Problem to work on
In this exercise, return only the lines that run from the line with "Give me a plain-text" to the end of the entries below, both included. Pictures are not copied.

(Saved data entries)
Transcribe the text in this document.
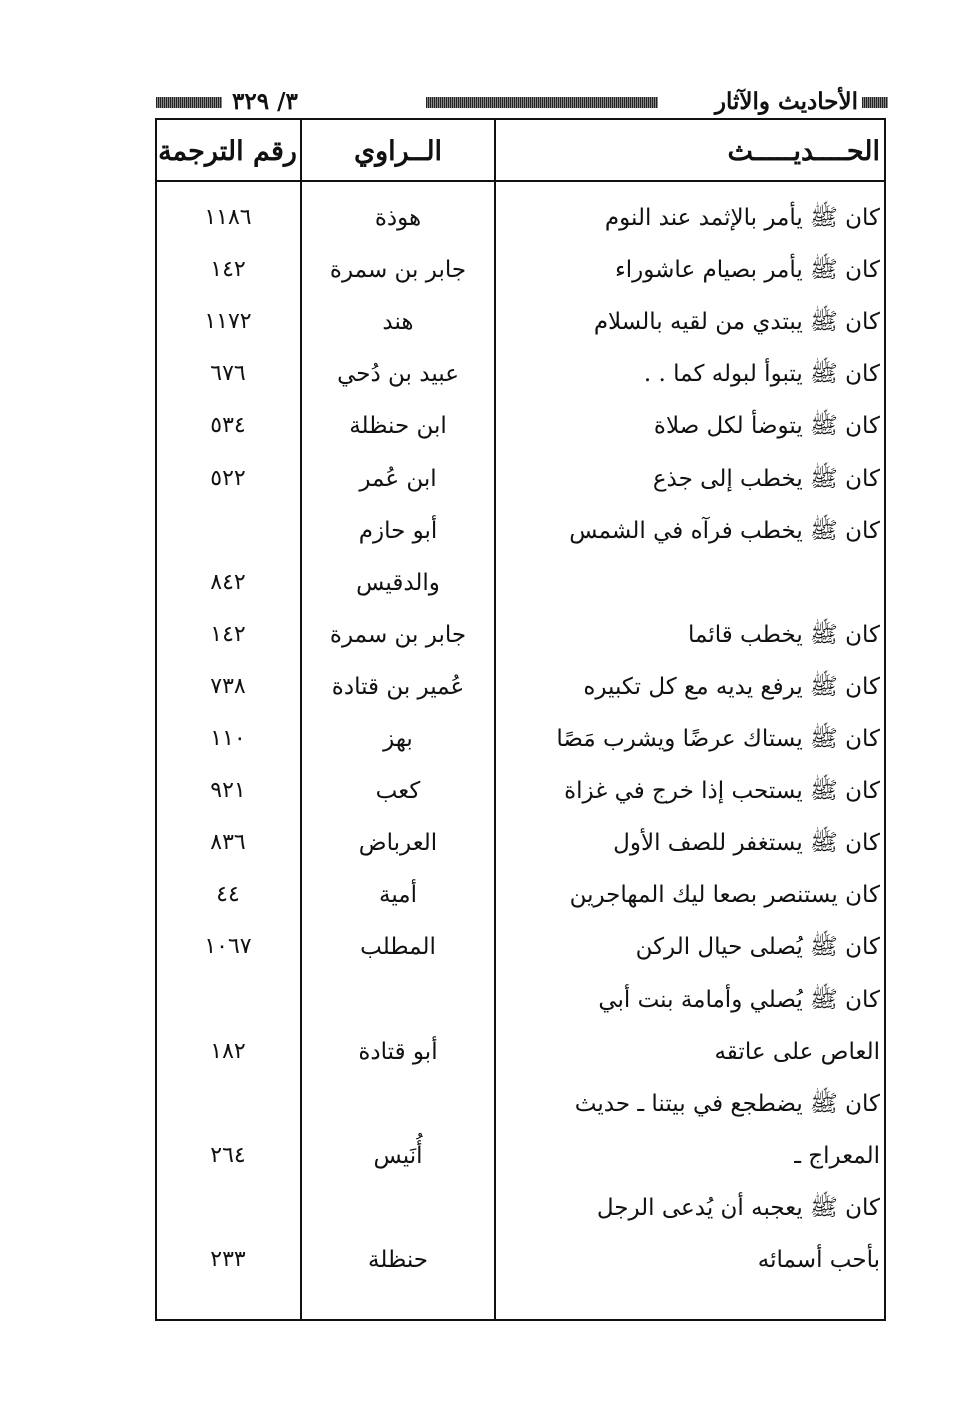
الأحاديث والآثار
٣/ ٣٢٩
الحــــديـــــث
الــراوي
رقم الترجمة
كان ﷺ يأمر بالإثمد عند النوم
هوذة
١١٨٦
كان ﷺ يأمر بصيام عاشوراء
جابر بن سمرة
١٤٢
كان ﷺ يبتدي من لقيه بالسلام
هند
١١٧٢
كان ﷺ يتبوأ لبوله كما . .
عبيد بن دُحي
٦٧٦
كان ﷺ يتوضأ لكل صلاة
ابن حنظلة
٥٣٤
كان ﷺ يخطب إلى جذع
ابن عُمر
٥٢٢
كان ﷺ يخطب فرآه في الشمس
أبو حازم
والدقيس
٨٤٢
كان ﷺ يخطب قائما
جابر بن سمرة
١٤٢
كان ﷺ يرفع يديه مع كل تكبيره
عُمير بن قتادة
٧٣٨
كان ﷺ يستاك عرضًا ويشرب مَصًا
بهز
١١٠
كان ﷺ يستحب إذا خرج في غزاة
كعب
٩٢١
كان ﷺ يستغفر للصف الأول
العرباض
٨٣٦
كان يستنصر بصعا ليك المهاجرين
أمية
٤٤
كان ﷺ يُصلى حيال الركن
المطلب
١٠٦٧
كان ﷺ يُصلي وأمامة بنت أبي
العاص على عاتقه
أبو قتادة
١٨٢
كان ﷺ يضطجع في بيتنا ـ حديث
المعراج ـ
أُنَيس
٢٦٤
كان ﷺ يعجبه أن يُدعى الرجل
بأحب أسمائه
حنظلة
٢٣٣
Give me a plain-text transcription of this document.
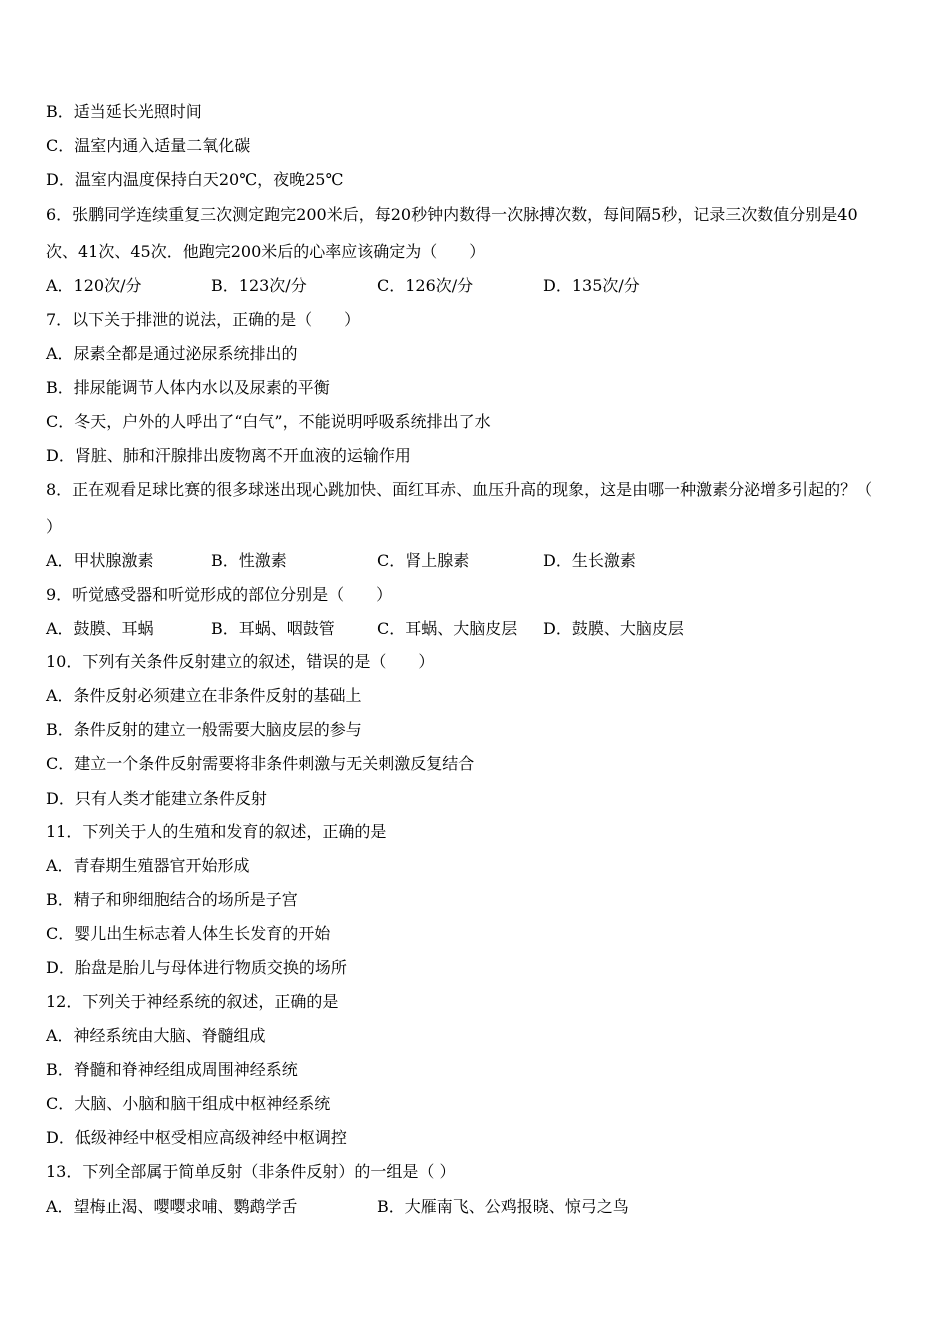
B．适当延长光照时间
C．温室内通入适量二氧化碳
D．温室内温度保持白天20℃，夜晚25℃
6．张鹏同学连续重复三次测定跑完200米后，每20秒钟内数得一次脉搏次数，每间隔5秒，记录三次数值分别是40
次、41次、45次．他跑完200米后的心率应该确定为（　　）
A．120次/分	B．123次/分	C．126次/分	D．135次/分
7．以下关于排泄的说法，正确的是（　　）
A．尿素全都是通过泌尿系统排出的
B．排尿能调节人体内水以及尿素的平衡
C．冬天，户外的人呼出了“白气”，不能说明呼吸系统排出了水
D．肾脏、肺和汗腺排出废物离不开血液的运输作用
8．正在观看足球比赛的很多球迷出现心跳加快、面红耳赤、血压升高的现象，这是由哪一种激素分泌增多引起的？（
）
A．甲状腺激素	B．性激素	C．肾上腺素	D．生长激素
9．听觉感受器和听觉形成的部位分别是（　　）
A．鼓膜、耳蜗	B．耳蜗、咽鼓管	C．耳蜗、大脑皮层 D．鼓膜、大脑皮层
10．下列有关条件反射建立的叙述，错误的是（　　）
A．条件反射必须建立在非条件反射的基础上
B．条件反射的建立一般需要大脑皮层的参与
C．建立一个条件反射需要将非条件刺激与无关刺激反复结合
D．只有人类才能建立条件反射
11．下列关于人的生殖和发育的叙述，正确的是
A．青春期生殖器官开始形成
B．精子和卵细胞结合的场所是子宫
C．婴儿出生标志着人体生长发育的开始
D．胎盘是胎儿与母体进行物质交换的场所
12．下列关于神经系统的叙述，正确的是
A．神经系统由大脑、脊髓组成
B．脊髓和脊神经组成周围神经系统
C．大脑、小脑和脑干组成中枢神经系统
D．低级神经中枢受相应高级神经中枢调控
13．下列全部属于简单反射（非条件反射）的一组是（ ）
A．望梅止渴、嘤嘤求哺、鹦鹉学舌	B．大雁南飞、公鸡报晓、惊弓之鸟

Written response
Give me a plain-text transcription of this document.
B．适当延长光照时间
C．温室内通入适量二氧化碳
D．温室内温度保持白天20℃，夜晚25℃
6．张鹏同学连续重复三次测定跑完200米后，每20秒钟内数得一次脉搏次数，每间隔5秒，记录三次数值分别是40
次、41次、45次．他跑完200米后的心率应该确定为（　　）
A．120次/分	B．123次/分	C．126次/分	D．135次/分
7．以下关于排泄的说法，正确的是（　　）
A．尿素全都是通过泌尿系统排出的
B．排尿能调节人体内水以及尿素的平衡
C．冬天，户外的人呼出了“白气”，不能说明呼吸系统排出了水
D．肾脏、肺和汗腺排出废物离不开血液的运输作用
8．正在观看足球比赛的很多球迷出现心跳加快、面红耳赤、血压升高的现象，这是由哪一种激素分泌增多引起的？（
）
A．甲状腺激素	B．性激素	C．肾上腺素	D．生长激素
9．听觉感受器和听觉形成的部位分别是（　　）
A．鼓膜、耳蜗	B．耳蜗、咽鼓管	C．耳蜗、大脑皮层 D．鼓膜、大脑皮层
10．下列有关条件反射建立的叙述，错误的是（　　）
A．条件反射必须建立在非条件反射的基础上
B．条件反射的建立一般需要大脑皮层的参与
C．建立一个条件反射需要将非条件刺激与无关刺激反复结合
D．只有人类才能建立条件反射
11．下列关于人的生殖和发育的叙述，正确的是
A．青春期生殖器官开始形成
B．精子和卵细胞结合的场所是子宫
C．婴儿出生标志着人体生长发育的开始
D．胎盘是胎儿与母体进行物质交换的场所
12．下列关于神经系统的叙述，正确的是
A．神经系统由大脑、脊髓组成
B．脊髓和脊神经组成周围神经系统
C．大脑、小脑和脑干组成中枢神经系统
D．低级神经中枢受相应高级神经中枢调控
13．下列全部属于简单反射（非条件反射）的一组是（ ）
A．望梅止渴、嘤嘤求哺、鹦鹉学舌	B．大雁南飞、公鸡报晓、惊弓之鸟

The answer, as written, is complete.